Give the number of lines in the entries that contain "this". State only the count.

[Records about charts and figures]
▶

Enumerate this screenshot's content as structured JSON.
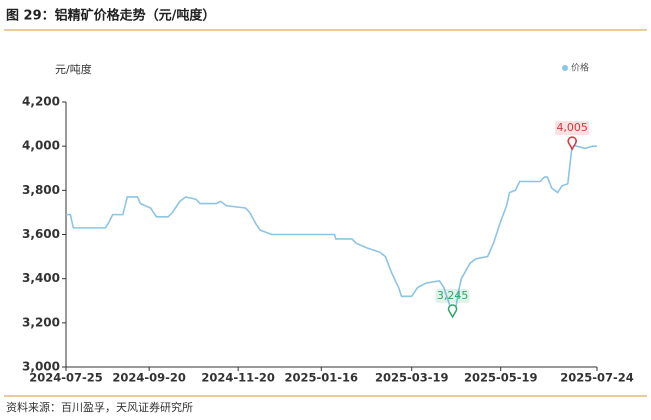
{
  "header": {
    "title": "图 29：铝精矿价格走势（元/吨度）"
  },
  "chart_data": {
    "type": "line",
    "y_axis_label": "元/吨度",
    "legend_position": "top-right",
    "x": [
      "2024-07-25",
      "2024-07-28",
      "2024-07-30",
      "2024-08-21",
      "2024-08-23",
      "2024-08-26",
      "2024-09-02",
      "2024-09-05",
      "2024-09-12",
      "2024-09-14",
      "2024-09-21",
      "2024-09-25",
      "2024-10-03",
      "2024-10-06",
      "2024-10-08",
      "2024-10-11",
      "2024-10-15",
      "2024-10-22",
      "2024-10-25",
      "2024-11-05",
      "2024-11-08",
      "2024-11-12",
      "2024-11-25",
      "2024-11-28",
      "2024-12-02",
      "2024-12-05",
      "2024-12-09",
      "2024-12-13",
      "2025-01-25",
      "2025-01-26",
      "2025-02-06",
      "2025-02-09",
      "2025-02-16",
      "2025-02-25",
      "2025-03-01",
      "2025-03-05",
      "2025-03-10",
      "2025-03-12",
      "2025-03-19",
      "2025-03-23",
      "2025-03-29",
      "2025-04-07",
      "2025-04-10",
      "2025-04-13",
      "2025-04-16",
      "2025-04-18",
      "2025-04-20",
      "2025-04-22",
      "2025-04-28",
      "2025-05-02",
      "2025-05-10",
      "2025-05-14",
      "2025-05-19",
      "2025-05-23",
      "2025-05-25",
      "2025-05-29",
      "2025-06-01",
      "2025-06-15",
      "2025-06-18",
      "2025-06-20",
      "2025-06-23",
      "2025-06-27",
      "2025-06-30",
      "2025-07-04",
      "2025-07-07",
      "2025-07-10",
      "2025-07-16",
      "2025-07-21",
      "2025-07-24"
    ],
    "series": [
      {
        "name": "价格",
        "color": "#8cc4e6",
        "values": [
          3690,
          3690,
          3630,
          3630,
          3650,
          3690,
          3690,
          3770,
          3770,
          3740,
          3720,
          3680,
          3680,
          3700,
          3720,
          3750,
          3770,
          3760,
          3740,
          3740,
          3750,
          3730,
          3720,
          3700,
          3650,
          3620,
          3610,
          3600,
          3600,
          3580,
          3580,
          3560,
          3540,
          3520,
          3500,
          3430,
          3360,
          3320,
          3320,
          3360,
          3380,
          3390,
          3360,
          3300,
          3245,
          3260,
          3340,
          3400,
          3470,
          3490,
          3500,
          3560,
          3660,
          3730,
          3790,
          3800,
          3840,
          3840,
          3860,
          3860,
          3810,
          3790,
          3820,
          3830,
          4005,
          4000,
          3990,
          4000,
          4000
        ]
      }
    ],
    "annotations": [
      {
        "label": "4,005",
        "value": 4005,
        "x": "2025-07-07",
        "color": "#d9363e"
      },
      {
        "label": "3,245",
        "value": 3245,
        "x": "2025-04-16",
        "color": "#2ea76a"
      }
    ],
    "xlim": [
      "2024-07-25",
      "2025-07-24"
    ],
    "xticks": [
      "2024-07-25",
      "2024-09-20",
      "2024-11-20",
      "2025-01-16",
      "2025-03-19",
      "2025-05-19",
      "2025-07-24"
    ],
    "ylim": [
      3000,
      4200
    ],
    "yticks": [
      {
        "value": 3000,
        "label": "3,000"
      },
      {
        "value": 3200,
        "label": "3,200"
      },
      {
        "value": 3400,
        "label": "3,400"
      },
      {
        "value": 3600,
        "label": "3,600"
      },
      {
        "value": 3800,
        "label": "3,800"
      },
      {
        "value": 4000,
        "label": "4,000"
      },
      {
        "value": 4200,
        "label": "4,200"
      }
    ],
    "grid": false
  },
  "footer": {
    "source": "资料来源：百川盈孚，天风证券研究所"
  }
}
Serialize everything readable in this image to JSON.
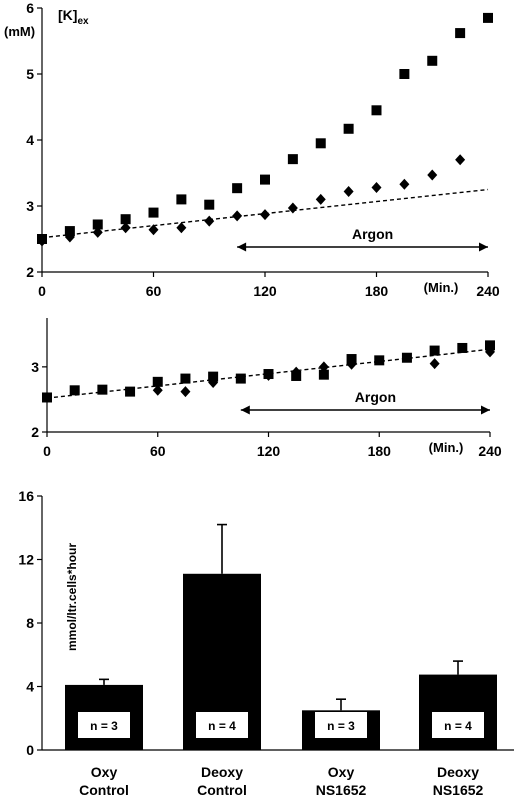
{
  "chart_data": [
    {
      "type": "scatter",
      "ylabel": "(mM)",
      "ylabel_symbol": "[K]",
      "ylabel_subscript": "ex",
      "xlabel": "(Min.)",
      "xlim": [
        0,
        240
      ],
      "ylim": [
        2,
        6
      ],
      "xticks": [
        0,
        60,
        120,
        180,
        240
      ],
      "yticks": [
        2,
        3,
        4,
        5,
        6
      ],
      "annotation": "Argon",
      "argon_range": [
        105,
        240
      ],
      "series": [
        {
          "marker": "square",
          "x": [
            0,
            15,
            30,
            45,
            60,
            75,
            90,
            105,
            120,
            135,
            150,
            165,
            180,
            195,
            210,
            225,
            240
          ],
          "y": [
            2.5,
            2.62,
            2.72,
            2.8,
            2.9,
            3.1,
            3.02,
            3.27,
            3.4,
            3.71,
            3.95,
            4.17,
            4.45,
            5.0,
            5.2,
            5.62,
            5.85
          ]
        },
        {
          "marker": "diamond",
          "x": [
            0,
            15,
            30,
            45,
            60,
            75,
            90,
            105,
            120,
            135,
            150,
            165,
            180,
            195,
            210,
            225
          ],
          "y": [
            2.47,
            2.53,
            2.6,
            2.67,
            2.64,
            2.67,
            2.77,
            2.85,
            2.87,
            2.97,
            3.1,
            3.22,
            3.28,
            3.33,
            3.47,
            3.7
          ]
        }
      ],
      "trendline": {
        "x": [
          0,
          240
        ],
        "y": [
          2.52,
          3.25
        ]
      }
    },
    {
      "type": "scatter",
      "xlabel": "(Min.)",
      "xlim": [
        0,
        240
      ],
      "ylim": [
        2,
        3.75
      ],
      "xticks": [
        0,
        60,
        120,
        180,
        240
      ],
      "yticks": [
        2,
        3
      ],
      "annotation": "Argon",
      "argon_range": [
        105,
        240
      ],
      "series": [
        {
          "marker": "square",
          "x": [
            0,
            15,
            30,
            45,
            60,
            75,
            90,
            105,
            120,
            135,
            150,
            165,
            180,
            195,
            210,
            225,
            240
          ],
          "y": [
            2.53,
            2.64,
            2.65,
            2.62,
            2.77,
            2.82,
            2.85,
            2.82,
            2.89,
            2.86,
            2.88,
            3.12,
            3.1,
            3.14,
            3.25,
            3.29,
            3.33
          ]
        },
        {
          "marker": "diamond",
          "x": [
            60,
            75,
            90,
            120,
            135,
            150,
            165,
            210,
            240
          ],
          "y": [
            2.64,
            2.62,
            2.76,
            2.87,
            2.92,
            3.0,
            3.04,
            3.05,
            3.23
          ]
        }
      ],
      "trendline": {
        "x": [
          0,
          240
        ],
        "y": [
          2.52,
          3.27
        ]
      }
    },
    {
      "type": "bar",
      "ylabel": "mmol/ltr.cells*hour",
      "ylim": [
        0,
        16
      ],
      "yticks": [
        0,
        4,
        8,
        12,
        16
      ],
      "categories": [
        [
          "Oxy",
          "Control"
        ],
        [
          "Deoxy",
          "Control"
        ],
        [
          "Oxy",
          "NS1652"
        ],
        [
          "Deoxy",
          "NS1652"
        ]
      ],
      "values": [
        4.1,
        11.1,
        2.5,
        4.75
      ],
      "errors": [
        0.35,
        3.1,
        0.7,
        0.85
      ],
      "n_labels": [
        "n = 3",
        "n = 4",
        "n = 3",
        "n = 4"
      ]
    }
  ]
}
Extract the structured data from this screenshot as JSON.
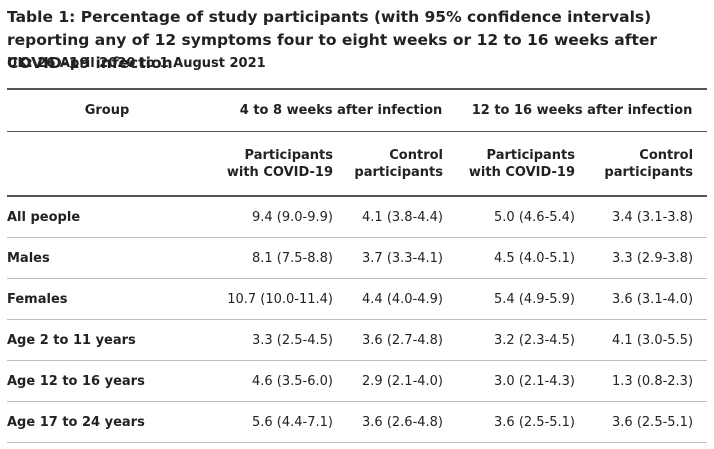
{
  "table": {
    "title": "Table 1: Percentage of study participants (with 95% confidence intervals) reporting any of 12 symptoms four to eight weeks or 12 to 16 weeks after COVID-19 infection",
    "subtitle": "UK: 26 April 2020 to 1 August 2021",
    "header_group": "Group",
    "header_period_1": "4 to 8 weeks after infection",
    "header_period_2": "12 to 16 weeks after infection",
    "sub_covid_line1": "Participants",
    "sub_covid_line2": "with COVID-19",
    "sub_control_line1": "Control",
    "sub_control_line2": "participants",
    "rows": [
      {
        "group": "All people",
        "w4_8_covid": "9.4 (9.0-9.9)",
        "w4_8_control": "4.1 (3.8-4.4)",
        "w12_16_covid": "5.0 (4.6-5.4)",
        "w12_16_control": "3.4 (3.1-3.8)"
      },
      {
        "group": "Males",
        "w4_8_covid": "8.1 (7.5-8.8)",
        "w4_8_control": "3.7 (3.3-4.1)",
        "w12_16_covid": "4.5 (4.0-5.1)",
        "w12_16_control": "3.3 (2.9-3.8)"
      },
      {
        "group": "Females",
        "w4_8_covid": "10.7 (10.0-11.4)",
        "w4_8_control": "4.4 (4.0-4.9)",
        "w12_16_covid": "5.4 (4.9-5.9)",
        "w12_16_control": "3.6 (3.1-4.0)"
      },
      {
        "group": "Age 2 to 11 years",
        "w4_8_covid": "3.3 (2.5-4.5)",
        "w4_8_control": "3.6 (2.7-4.8)",
        "w12_16_covid": "3.2 (2.3-4.5)",
        "w12_16_control": "4.1 (3.0-5.5)"
      },
      {
        "group": "Age 12 to 16 years",
        "w4_8_covid": "4.6 (3.5-6.0)",
        "w4_8_control": "2.9 (2.1-4.0)",
        "w12_16_covid": "3.0 (2.1-4.3)",
        "w12_16_control": "1.3 (0.8-2.3)"
      },
      {
        "group": "Age 17 to 24 years",
        "w4_8_covid": "5.6 (4.4-7.1)",
        "w4_8_control": "3.6 (2.6-4.8)",
        "w12_16_covid": "3.6 (2.5-5.1)",
        "w12_16_control": "3.6 (2.5-5.1)"
      }
    ]
  }
}
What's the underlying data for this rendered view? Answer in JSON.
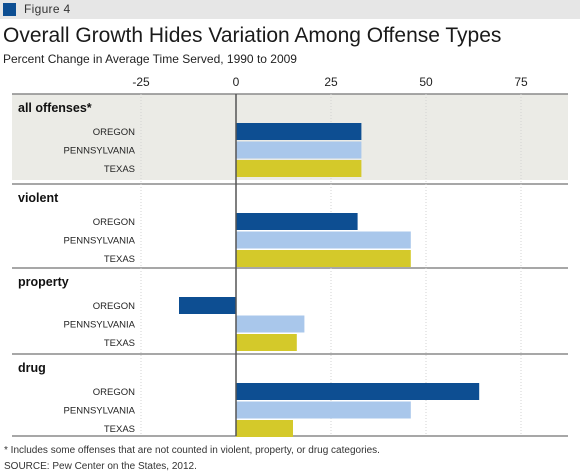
{
  "figure_label": "Figure 4",
  "title": "Overall Growth Hides Variation Among Offense Types",
  "subtitle": "Percent Change in Average Time Served, 1990 to 2009",
  "footnote": "* Includes some offenses that are not counted in violent, property, or drug categories.",
  "source": "SOURCE: Pew Center on the States, 2012.",
  "colors": {
    "oregon": "#0d4e92",
    "pennsylvania": "#a9c7eb",
    "texas": "#d4c92a",
    "highlight_band": "#ebebe6",
    "axis_zero": "#555555"
  },
  "chart_data": {
    "type": "bar",
    "orientation": "horizontal",
    "xlim": [
      -25,
      85
    ],
    "xticks": [
      "-25",
      "0",
      "25",
      "50",
      "75"
    ],
    "xtick_values": [
      -25,
      0,
      25,
      50,
      75
    ],
    "grid": true,
    "groups": [
      {
        "name": "all offenses*",
        "highlight": true,
        "bars": [
          {
            "state": "OREGON",
            "value": 33
          },
          {
            "state": "PENNSYLVANIA",
            "value": 33
          },
          {
            "state": "TEXAS",
            "value": 33
          }
        ]
      },
      {
        "name": "violent",
        "highlight": false,
        "bars": [
          {
            "state": "OREGON",
            "value": 32
          },
          {
            "state": "PENNSYLVANIA",
            "value": 46
          },
          {
            "state": "TEXAS",
            "value": 46
          }
        ]
      },
      {
        "name": "property",
        "highlight": false,
        "bars": [
          {
            "state": "OREGON",
            "value": -15
          },
          {
            "state": "PENNSYLVANIA",
            "value": 18
          },
          {
            "state": "TEXAS",
            "value": 16
          }
        ]
      },
      {
        "name": "drug",
        "highlight": false,
        "bars": [
          {
            "state": "OREGON",
            "value": 64
          },
          {
            "state": "PENNSYLVANIA",
            "value": 46
          },
          {
            "state": "TEXAS",
            "value": 15
          }
        ]
      }
    ]
  }
}
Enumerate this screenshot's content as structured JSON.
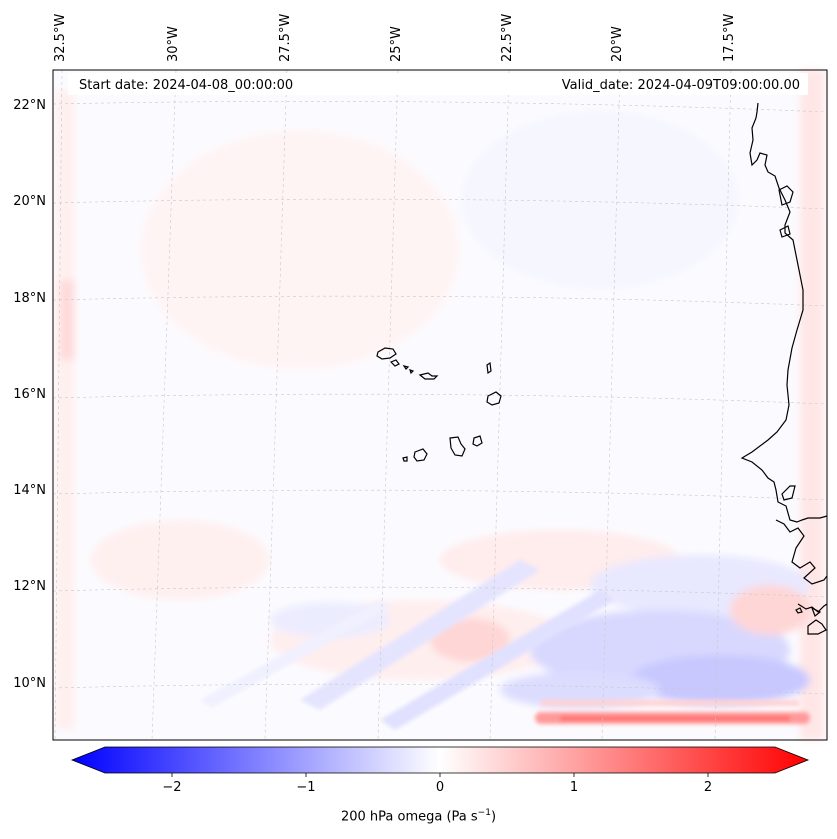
{
  "map": {
    "start_date": "Start date: 2024-04-08_00:00:00",
    "valid_date": "Valid_date: 2024-04-09T09:00:00.00",
    "lon_labels": [
      "32.5°W",
      "30°W",
      "27.5°W",
      "25°W",
      "22.5°W",
      "20°W",
      "17.5°W"
    ],
    "lat_labels": [
      "22°N",
      "20°N",
      "18°N",
      "16°N",
      "14°N",
      "12°N",
      "10°N"
    ],
    "variable": "200 hPa omega",
    "colorbar": {
      "label": "200 hPa omega (Pa s",
      "label_sup": "−1",
      "label_end": ")",
      "ticks": [
        "−2",
        "−1",
        "0",
        "1",
        "2"
      ],
      "tick_values": [
        -2,
        -1,
        0,
        1,
        2
      ],
      "range": [
        -2.6,
        2.6
      ],
      "cmap_low": "#0000ff",
      "cmap_mid": "#ffffff",
      "cmap_high": "#ff0000"
    },
    "colors": {
      "coastline": "#000000",
      "gridline": "#c8c8c8"
    }
  }
}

◀

OUTPUT BELOW: 5